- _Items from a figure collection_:
>>

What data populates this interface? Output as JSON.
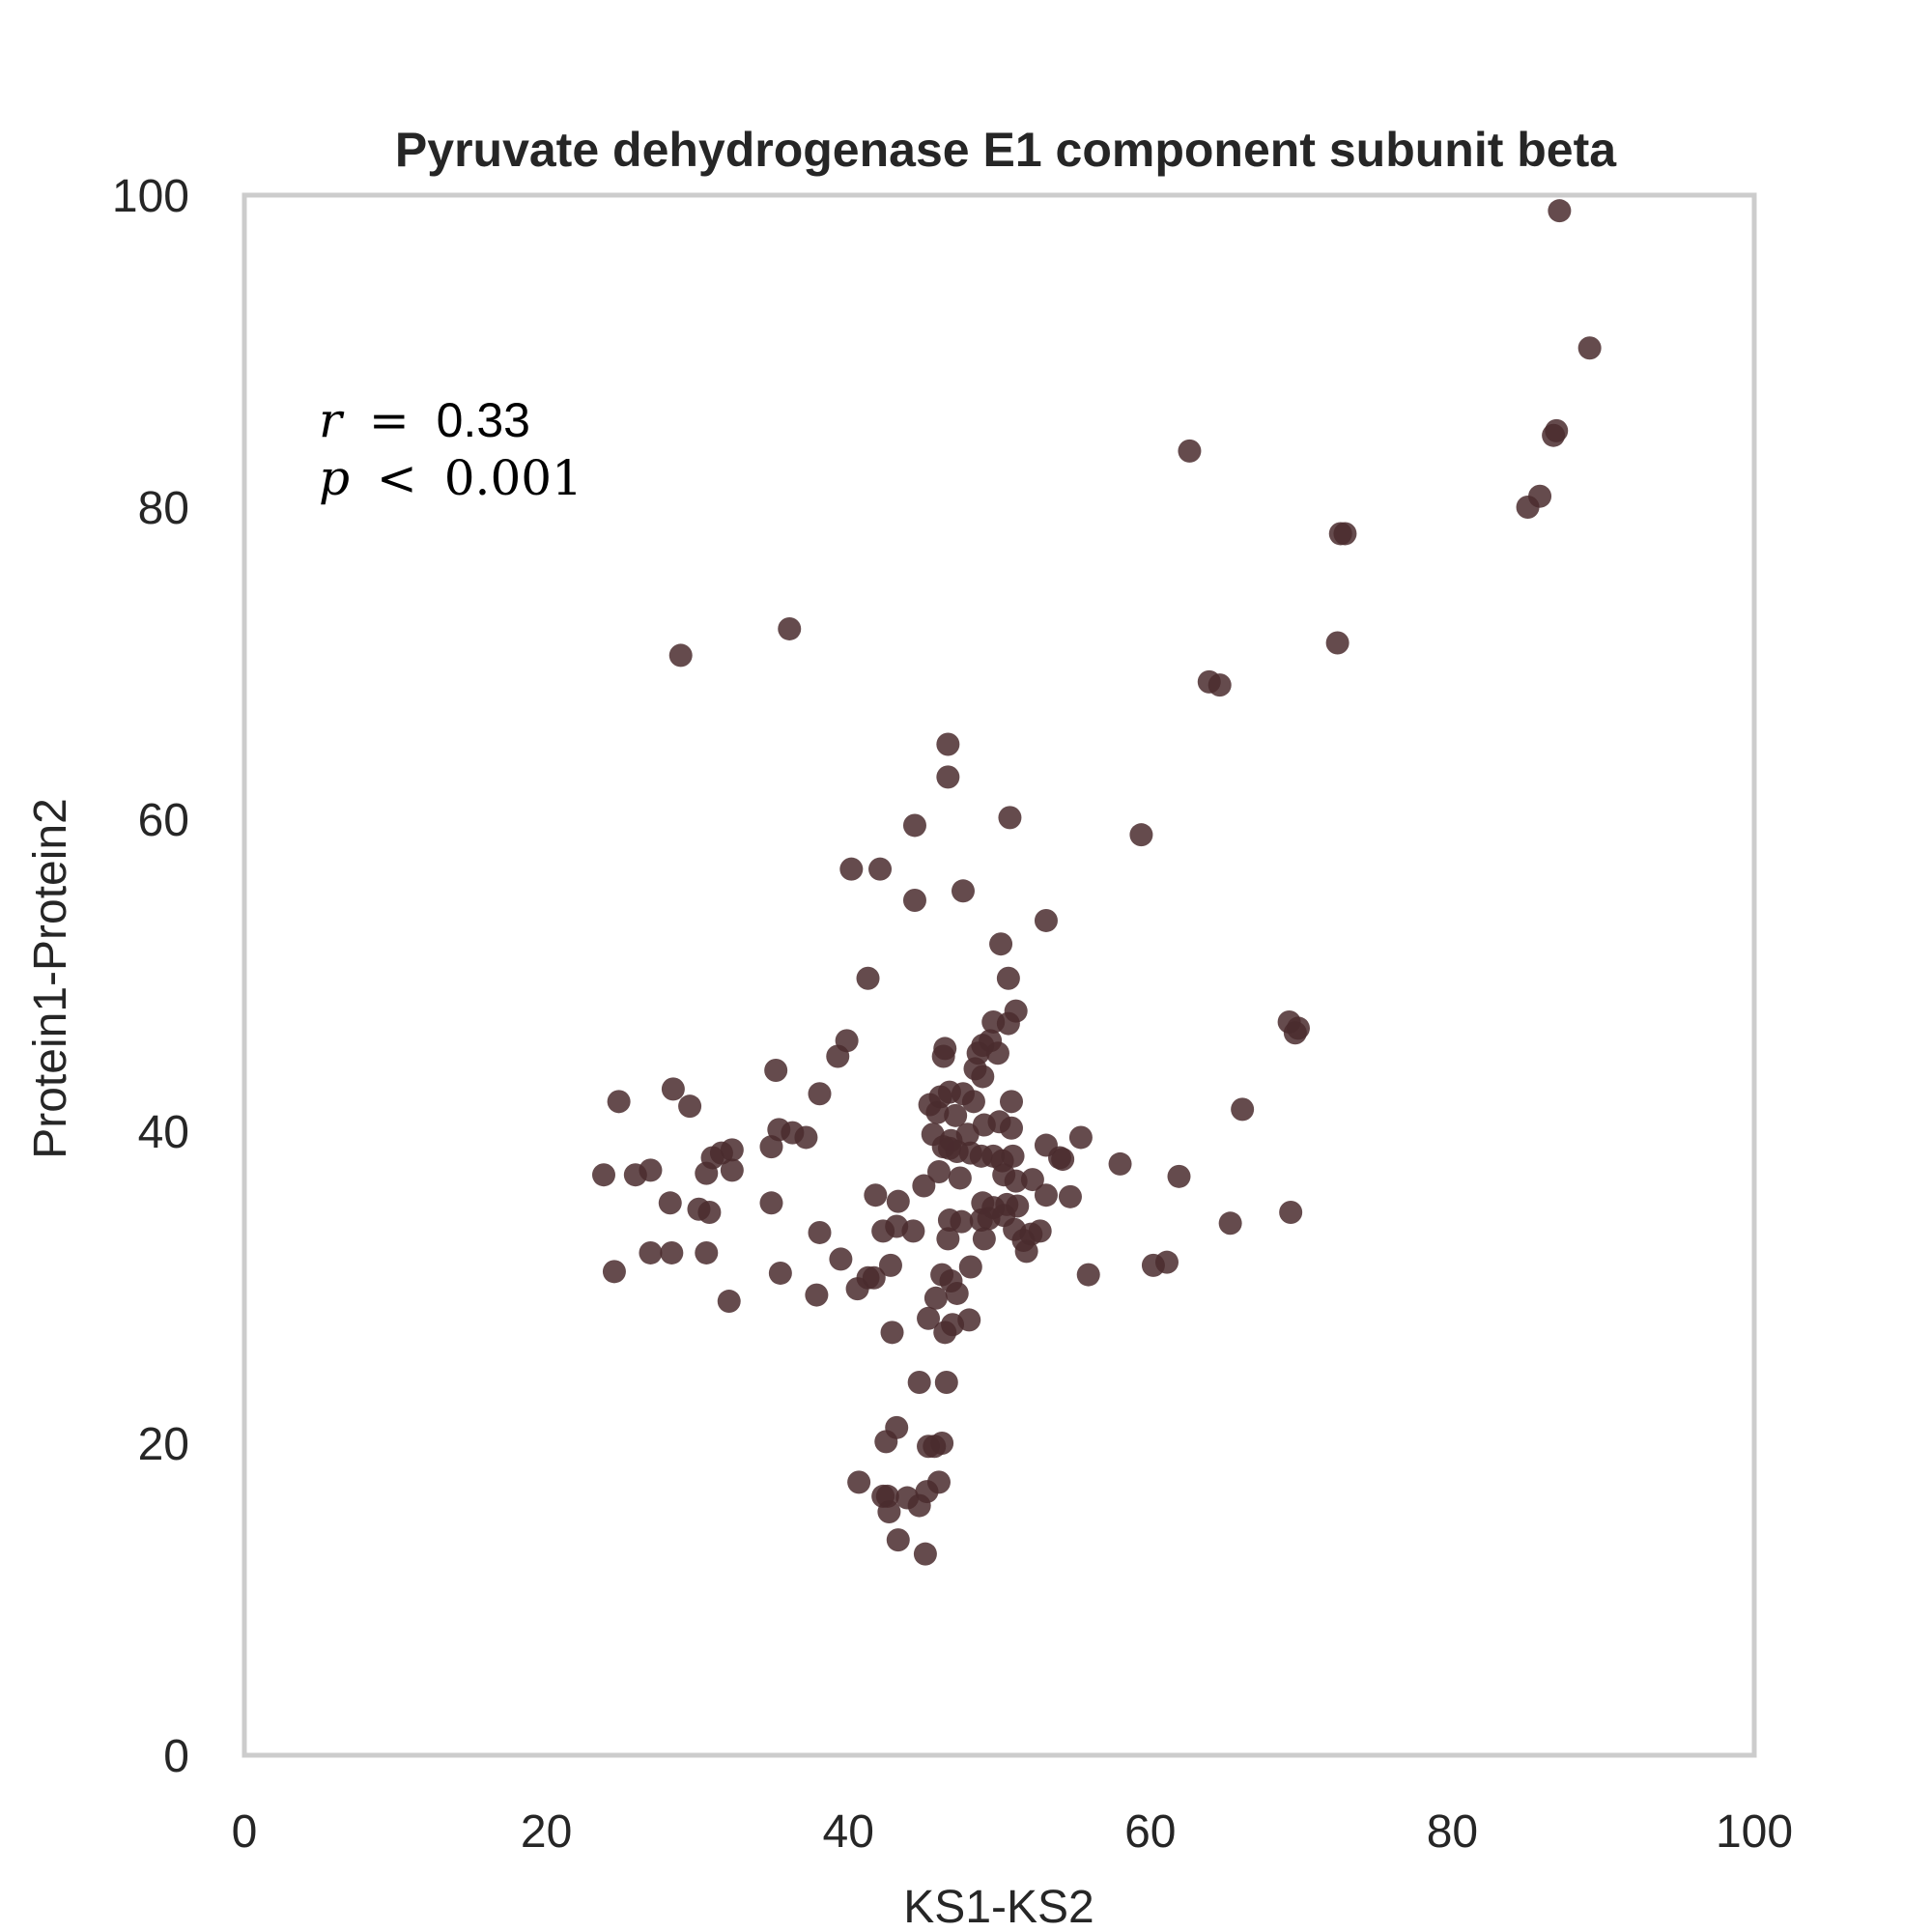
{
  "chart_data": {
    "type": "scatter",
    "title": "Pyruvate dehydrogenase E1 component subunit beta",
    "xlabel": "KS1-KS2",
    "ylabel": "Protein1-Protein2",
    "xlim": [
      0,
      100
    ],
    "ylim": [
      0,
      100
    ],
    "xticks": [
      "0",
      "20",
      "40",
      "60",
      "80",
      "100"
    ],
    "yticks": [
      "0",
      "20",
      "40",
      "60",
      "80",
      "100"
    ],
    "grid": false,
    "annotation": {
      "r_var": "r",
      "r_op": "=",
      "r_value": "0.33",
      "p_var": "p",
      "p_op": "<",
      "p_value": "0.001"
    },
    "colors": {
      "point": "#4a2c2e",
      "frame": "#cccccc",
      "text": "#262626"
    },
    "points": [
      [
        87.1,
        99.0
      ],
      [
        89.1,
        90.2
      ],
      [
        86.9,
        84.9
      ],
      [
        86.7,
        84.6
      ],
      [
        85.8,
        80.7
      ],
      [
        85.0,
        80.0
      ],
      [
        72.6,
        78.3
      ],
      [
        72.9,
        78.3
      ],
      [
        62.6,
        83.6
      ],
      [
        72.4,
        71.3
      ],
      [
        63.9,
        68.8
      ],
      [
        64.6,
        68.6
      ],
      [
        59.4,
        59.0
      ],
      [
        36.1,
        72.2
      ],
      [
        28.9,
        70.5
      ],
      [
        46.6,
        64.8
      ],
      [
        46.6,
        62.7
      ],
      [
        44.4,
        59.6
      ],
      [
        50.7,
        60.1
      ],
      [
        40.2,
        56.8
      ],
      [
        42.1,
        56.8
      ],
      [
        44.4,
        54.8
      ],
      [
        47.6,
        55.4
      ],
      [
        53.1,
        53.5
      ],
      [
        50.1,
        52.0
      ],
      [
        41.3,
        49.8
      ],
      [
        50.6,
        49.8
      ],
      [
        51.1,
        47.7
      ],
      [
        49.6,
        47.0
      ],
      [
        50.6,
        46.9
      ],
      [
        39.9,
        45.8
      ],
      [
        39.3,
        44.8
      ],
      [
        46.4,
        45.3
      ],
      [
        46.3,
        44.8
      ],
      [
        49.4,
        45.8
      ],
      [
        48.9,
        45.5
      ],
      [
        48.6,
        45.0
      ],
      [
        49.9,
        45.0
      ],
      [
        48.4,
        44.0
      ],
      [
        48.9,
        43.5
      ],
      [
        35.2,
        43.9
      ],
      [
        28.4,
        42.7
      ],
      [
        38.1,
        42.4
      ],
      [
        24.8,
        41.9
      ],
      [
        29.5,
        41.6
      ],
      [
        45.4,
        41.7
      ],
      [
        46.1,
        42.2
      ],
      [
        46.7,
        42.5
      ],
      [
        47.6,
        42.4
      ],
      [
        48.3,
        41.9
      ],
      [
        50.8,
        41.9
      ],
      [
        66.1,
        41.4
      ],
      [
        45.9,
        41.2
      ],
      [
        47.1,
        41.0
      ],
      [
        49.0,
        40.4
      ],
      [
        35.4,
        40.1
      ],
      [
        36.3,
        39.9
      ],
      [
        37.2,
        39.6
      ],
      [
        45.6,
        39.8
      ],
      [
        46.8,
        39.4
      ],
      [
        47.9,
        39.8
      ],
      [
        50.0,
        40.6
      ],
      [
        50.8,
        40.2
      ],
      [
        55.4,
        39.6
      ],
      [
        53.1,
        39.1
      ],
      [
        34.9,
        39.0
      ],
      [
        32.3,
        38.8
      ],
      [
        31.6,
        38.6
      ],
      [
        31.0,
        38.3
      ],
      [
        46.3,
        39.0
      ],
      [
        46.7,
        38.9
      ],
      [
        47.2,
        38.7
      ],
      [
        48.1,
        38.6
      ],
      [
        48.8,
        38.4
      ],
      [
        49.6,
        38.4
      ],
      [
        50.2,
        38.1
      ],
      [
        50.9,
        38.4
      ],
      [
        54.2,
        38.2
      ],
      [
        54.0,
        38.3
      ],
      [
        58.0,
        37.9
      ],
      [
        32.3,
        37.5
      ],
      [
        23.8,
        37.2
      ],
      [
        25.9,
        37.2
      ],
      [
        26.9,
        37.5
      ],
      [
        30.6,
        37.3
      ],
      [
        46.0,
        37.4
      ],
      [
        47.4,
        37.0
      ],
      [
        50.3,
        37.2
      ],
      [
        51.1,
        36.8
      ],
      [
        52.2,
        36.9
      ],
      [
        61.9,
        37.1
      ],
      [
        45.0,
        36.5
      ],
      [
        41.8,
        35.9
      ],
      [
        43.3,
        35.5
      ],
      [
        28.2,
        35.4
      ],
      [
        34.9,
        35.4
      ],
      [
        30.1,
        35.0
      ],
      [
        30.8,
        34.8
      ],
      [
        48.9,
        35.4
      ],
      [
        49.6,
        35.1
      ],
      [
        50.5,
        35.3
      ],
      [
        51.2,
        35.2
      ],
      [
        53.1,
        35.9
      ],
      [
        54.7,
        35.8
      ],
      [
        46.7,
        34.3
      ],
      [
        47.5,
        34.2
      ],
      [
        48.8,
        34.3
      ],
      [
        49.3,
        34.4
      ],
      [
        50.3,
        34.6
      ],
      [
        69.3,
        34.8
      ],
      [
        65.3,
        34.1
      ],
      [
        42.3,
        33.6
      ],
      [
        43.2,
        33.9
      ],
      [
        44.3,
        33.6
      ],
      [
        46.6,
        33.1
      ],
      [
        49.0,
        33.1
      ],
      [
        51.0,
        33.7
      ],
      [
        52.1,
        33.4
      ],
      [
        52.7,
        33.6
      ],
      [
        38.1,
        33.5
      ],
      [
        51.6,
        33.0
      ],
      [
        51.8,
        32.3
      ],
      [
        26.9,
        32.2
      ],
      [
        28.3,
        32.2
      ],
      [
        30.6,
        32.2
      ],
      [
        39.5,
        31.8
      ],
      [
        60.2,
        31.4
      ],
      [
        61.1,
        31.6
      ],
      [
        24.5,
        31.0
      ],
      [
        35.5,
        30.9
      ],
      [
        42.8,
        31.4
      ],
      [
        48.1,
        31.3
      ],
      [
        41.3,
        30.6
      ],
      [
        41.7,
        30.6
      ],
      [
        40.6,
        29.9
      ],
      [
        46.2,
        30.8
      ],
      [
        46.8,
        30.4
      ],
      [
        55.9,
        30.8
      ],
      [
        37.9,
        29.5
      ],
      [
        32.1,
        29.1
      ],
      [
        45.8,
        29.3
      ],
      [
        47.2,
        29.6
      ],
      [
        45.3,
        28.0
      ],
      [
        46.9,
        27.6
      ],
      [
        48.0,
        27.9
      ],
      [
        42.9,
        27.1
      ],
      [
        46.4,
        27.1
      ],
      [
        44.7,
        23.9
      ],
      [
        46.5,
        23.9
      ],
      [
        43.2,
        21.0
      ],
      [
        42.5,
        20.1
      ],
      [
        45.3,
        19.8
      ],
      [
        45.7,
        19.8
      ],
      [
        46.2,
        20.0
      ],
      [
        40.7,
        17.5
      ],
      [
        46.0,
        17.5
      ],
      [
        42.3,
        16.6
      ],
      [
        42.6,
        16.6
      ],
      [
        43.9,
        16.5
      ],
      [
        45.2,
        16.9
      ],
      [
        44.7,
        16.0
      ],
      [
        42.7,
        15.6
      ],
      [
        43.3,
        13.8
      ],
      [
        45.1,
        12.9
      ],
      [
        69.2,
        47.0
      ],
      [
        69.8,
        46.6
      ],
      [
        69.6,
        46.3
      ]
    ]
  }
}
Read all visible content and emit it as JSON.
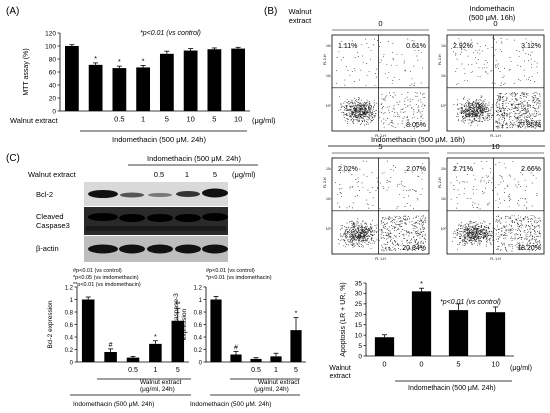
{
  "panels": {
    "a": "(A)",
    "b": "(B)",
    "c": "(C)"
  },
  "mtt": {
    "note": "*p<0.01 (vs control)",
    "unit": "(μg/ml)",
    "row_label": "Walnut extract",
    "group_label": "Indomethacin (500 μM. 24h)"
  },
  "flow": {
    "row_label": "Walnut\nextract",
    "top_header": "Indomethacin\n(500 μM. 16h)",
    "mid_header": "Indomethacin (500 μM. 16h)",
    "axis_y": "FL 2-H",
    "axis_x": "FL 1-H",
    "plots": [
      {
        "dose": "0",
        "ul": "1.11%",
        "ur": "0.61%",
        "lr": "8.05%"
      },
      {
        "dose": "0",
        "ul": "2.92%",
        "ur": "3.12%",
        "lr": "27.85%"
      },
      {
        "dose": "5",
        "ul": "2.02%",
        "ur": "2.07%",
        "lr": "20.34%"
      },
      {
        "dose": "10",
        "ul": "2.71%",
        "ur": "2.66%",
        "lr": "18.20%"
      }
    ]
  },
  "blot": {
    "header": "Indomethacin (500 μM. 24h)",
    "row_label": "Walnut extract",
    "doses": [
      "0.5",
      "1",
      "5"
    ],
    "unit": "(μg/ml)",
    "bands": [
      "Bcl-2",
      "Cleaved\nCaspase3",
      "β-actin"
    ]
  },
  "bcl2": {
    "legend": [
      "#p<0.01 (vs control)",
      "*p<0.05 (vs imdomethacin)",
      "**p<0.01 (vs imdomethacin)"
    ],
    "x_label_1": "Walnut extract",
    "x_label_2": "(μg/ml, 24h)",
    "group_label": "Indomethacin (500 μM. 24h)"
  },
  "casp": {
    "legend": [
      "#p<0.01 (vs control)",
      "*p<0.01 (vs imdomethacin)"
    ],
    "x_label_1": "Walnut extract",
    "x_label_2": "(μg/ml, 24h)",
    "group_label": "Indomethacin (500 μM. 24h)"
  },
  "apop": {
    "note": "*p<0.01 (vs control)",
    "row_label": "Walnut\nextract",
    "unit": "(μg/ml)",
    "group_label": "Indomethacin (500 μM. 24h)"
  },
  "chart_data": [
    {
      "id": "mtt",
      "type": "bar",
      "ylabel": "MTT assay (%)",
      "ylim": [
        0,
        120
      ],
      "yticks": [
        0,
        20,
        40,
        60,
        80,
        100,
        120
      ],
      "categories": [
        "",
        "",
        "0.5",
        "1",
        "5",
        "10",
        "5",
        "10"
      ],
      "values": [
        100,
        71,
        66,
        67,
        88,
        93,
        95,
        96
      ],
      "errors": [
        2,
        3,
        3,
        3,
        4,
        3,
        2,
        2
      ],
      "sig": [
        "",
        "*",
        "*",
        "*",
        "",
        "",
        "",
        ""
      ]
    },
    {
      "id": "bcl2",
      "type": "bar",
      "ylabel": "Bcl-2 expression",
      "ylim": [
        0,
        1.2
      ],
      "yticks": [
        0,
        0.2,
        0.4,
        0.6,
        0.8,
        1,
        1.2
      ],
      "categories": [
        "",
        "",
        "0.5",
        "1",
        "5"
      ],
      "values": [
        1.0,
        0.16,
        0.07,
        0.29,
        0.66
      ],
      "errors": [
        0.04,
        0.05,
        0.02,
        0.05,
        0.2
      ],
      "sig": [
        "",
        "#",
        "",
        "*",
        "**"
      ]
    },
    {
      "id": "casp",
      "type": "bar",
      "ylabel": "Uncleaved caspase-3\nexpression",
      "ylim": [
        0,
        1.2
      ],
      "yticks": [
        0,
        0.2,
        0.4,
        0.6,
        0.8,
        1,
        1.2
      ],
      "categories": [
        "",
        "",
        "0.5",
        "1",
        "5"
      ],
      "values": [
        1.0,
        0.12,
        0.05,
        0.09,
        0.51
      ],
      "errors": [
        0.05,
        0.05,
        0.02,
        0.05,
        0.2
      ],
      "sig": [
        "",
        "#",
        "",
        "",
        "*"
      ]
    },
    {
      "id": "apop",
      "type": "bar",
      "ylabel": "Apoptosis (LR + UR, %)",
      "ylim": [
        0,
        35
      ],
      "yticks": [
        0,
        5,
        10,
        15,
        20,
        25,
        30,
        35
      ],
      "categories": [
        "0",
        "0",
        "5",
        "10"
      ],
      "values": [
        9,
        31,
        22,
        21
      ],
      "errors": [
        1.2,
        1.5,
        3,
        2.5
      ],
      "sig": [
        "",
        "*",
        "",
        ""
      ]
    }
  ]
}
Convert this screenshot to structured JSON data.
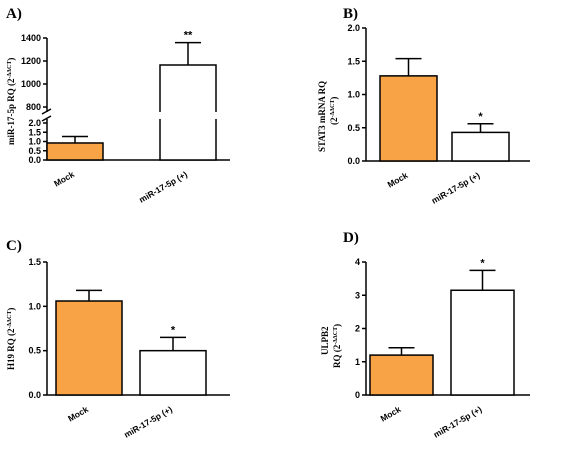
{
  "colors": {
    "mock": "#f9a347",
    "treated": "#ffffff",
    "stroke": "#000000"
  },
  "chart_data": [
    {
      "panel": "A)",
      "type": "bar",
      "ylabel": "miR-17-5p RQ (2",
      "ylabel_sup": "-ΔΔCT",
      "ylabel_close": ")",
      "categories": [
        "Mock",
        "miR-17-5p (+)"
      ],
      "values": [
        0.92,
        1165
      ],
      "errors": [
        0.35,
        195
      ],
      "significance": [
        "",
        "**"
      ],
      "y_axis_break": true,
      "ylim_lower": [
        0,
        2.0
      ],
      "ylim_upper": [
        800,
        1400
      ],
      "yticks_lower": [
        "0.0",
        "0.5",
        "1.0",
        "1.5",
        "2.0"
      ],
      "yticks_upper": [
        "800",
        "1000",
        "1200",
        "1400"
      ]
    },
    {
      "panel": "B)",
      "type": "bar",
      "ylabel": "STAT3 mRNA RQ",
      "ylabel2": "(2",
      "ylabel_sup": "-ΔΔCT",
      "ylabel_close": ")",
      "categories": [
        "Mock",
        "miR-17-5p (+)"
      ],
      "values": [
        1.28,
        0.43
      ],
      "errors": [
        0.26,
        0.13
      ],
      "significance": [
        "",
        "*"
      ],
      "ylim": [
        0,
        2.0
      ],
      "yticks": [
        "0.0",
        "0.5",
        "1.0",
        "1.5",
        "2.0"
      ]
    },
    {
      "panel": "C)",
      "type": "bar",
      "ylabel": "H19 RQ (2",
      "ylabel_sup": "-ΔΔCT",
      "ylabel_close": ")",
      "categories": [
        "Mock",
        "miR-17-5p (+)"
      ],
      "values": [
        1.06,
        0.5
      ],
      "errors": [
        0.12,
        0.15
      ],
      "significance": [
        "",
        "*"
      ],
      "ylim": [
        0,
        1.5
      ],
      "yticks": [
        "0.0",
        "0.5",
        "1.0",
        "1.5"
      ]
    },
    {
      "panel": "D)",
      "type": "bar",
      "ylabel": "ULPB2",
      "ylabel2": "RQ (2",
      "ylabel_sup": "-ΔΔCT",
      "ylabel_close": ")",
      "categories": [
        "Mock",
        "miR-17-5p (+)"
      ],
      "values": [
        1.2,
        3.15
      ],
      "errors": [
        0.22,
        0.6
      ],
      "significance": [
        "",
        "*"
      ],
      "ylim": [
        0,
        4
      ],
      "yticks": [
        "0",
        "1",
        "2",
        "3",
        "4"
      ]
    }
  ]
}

<<

- _YOUR GOAL_: Copy every line of the entries above in which "this" occurs.

- _SOLVED PROBLEM_:
What data populates this interface? Output as JSON.
Convert this screenshot to structured JSON data.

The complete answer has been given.